● INFORMATION PROVIDED:
>> START
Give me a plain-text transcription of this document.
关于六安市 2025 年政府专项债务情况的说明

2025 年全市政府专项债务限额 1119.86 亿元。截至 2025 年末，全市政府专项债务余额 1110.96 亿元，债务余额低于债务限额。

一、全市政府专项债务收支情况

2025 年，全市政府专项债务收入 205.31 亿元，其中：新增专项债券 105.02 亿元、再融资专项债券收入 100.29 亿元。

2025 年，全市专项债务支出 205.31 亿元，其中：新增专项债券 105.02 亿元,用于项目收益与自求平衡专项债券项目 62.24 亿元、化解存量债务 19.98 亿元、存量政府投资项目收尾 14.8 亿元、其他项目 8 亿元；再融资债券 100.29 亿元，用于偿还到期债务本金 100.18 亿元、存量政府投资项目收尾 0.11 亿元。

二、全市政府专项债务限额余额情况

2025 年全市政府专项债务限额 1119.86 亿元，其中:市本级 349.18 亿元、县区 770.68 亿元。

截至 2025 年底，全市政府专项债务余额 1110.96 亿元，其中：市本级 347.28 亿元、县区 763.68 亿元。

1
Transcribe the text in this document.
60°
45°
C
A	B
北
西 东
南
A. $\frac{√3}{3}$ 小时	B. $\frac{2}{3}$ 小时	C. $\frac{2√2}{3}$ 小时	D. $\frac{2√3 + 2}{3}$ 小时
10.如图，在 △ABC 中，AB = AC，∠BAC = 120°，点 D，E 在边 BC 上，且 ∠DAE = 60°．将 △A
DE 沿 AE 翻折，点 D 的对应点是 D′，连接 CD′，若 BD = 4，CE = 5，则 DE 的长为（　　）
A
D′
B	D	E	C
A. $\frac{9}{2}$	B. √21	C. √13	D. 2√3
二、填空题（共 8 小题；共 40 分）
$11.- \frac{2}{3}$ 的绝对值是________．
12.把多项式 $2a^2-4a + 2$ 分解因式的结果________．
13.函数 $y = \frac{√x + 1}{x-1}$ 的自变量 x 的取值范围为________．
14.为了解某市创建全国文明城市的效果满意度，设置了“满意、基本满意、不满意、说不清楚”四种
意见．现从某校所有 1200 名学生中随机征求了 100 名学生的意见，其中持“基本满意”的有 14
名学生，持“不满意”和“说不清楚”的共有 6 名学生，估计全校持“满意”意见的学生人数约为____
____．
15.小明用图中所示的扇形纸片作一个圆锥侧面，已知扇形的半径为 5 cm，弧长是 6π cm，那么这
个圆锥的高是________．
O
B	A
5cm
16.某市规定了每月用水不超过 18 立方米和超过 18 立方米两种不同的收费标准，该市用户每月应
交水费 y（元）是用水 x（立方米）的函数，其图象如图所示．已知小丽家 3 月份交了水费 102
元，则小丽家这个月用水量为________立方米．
>> END
● INSTRUCTIONS TO FOLLOW: Set out the complete listing exactly as shown.

● EXERCISE RESPONSE:
Give me a plain-text transcription of this document.
关于六安市 2025 年政府专项债务情况的说明

2025 年全市政府专项债务限额 1119.86 亿元。截至 2025 年末，全市政府专项债务余额 1110.96 亿元，债务余额低于债务限额。

一、全市政府专项债务收支情况

2025 年，全市政府专项债务收入 205.31 亿元，其中：新增专项债券 105.02 亿元、再融资专项债券收入 100.29 亿元。

2025 年，全市专项债务支出 205.31 亿元，其中：新增专项债券 105.02 亿元,用于项目收益与自求平衡专项债券项目 62.24 亿元、化解存量债务 19.98 亿元、存量政府投资项目收尾 14.8 亿元、其他项目 8 亿元；再融资债券 100.29 亿元，用于偿还到期债务本金 100.18 亿元、存量政府投资项目收尾 0.11 亿元。

二、全市政府专项债务限额余额情况

2025 年全市政府专项债务限额 1119.86 亿元，其中:市本级 349.18 亿元、县区 770.68 亿元。

截至 2025 年底，全市政府专项债务余额 1110.96 亿元，其中：市本级 347.28 亿元、县区 763.68 亿元。

1
Transcribe the text in this document.
60°
45°
C
A	B
北
西 东
南
A. $\frac{√3}{3}$ 小时	B. $\frac{2}{3}$ 小时	C. $\frac{2√2}{3}$ 小时	D. $\frac{2√3 + 2}{3}$ 小时
10.如图，在 △ABC 中，AB = AC，∠BAC = 120°，点 D，E 在边 BC 上，且 ∠DAE = 60°．将 △A
DE 沿 AE 翻折，点 D 的对应点是 D′，连接 CD′，若 BD = 4，CE = 5，则 DE 的长为（　　）
A
D′
B	D	E	C
A. $\frac{9}{2}$	B. √21	C. √13	D. 2√3
二、填空题（共 8 小题；共 40 分）
$11.- \frac{2}{3}$ 的绝对值是________．
12.把多项式 $2a^2-4a + 2$ 分解因式的结果________．
13.函数 $y = \frac{√x + 1}{x-1}$ 的自变量 x 的取值范围为________．
14.为了解某市创建全国文明城市的效果满意度，设置了“满意、基本满意、不满意、说不清楚”四种
意见．现从某校所有 1200 名学生中随机征求了 100 名学生的意见，其中持“基本满意”的有 14
名学生，持“不满意”和“说不清楚”的共有 6 名学生，估计全校持“满意”意见的学生人数约为____
____．
15.小明用图中所示的扇形纸片作一个圆锥侧面，已知扇形的半径为 5 cm，弧长是 6π cm，那么这
个圆锥的高是________．
O
B	A
5cm
16.某市规定了每月用水不超过 18 立方米和超过 18 立方米两种不同的收费标准，该市用户每月应
交水费 y（元）是用水 x（立方米）的函数，其图象如图所示．已知小丽家 3 月份交了水费 102
元，则小丽家这个月用水量为________立方米．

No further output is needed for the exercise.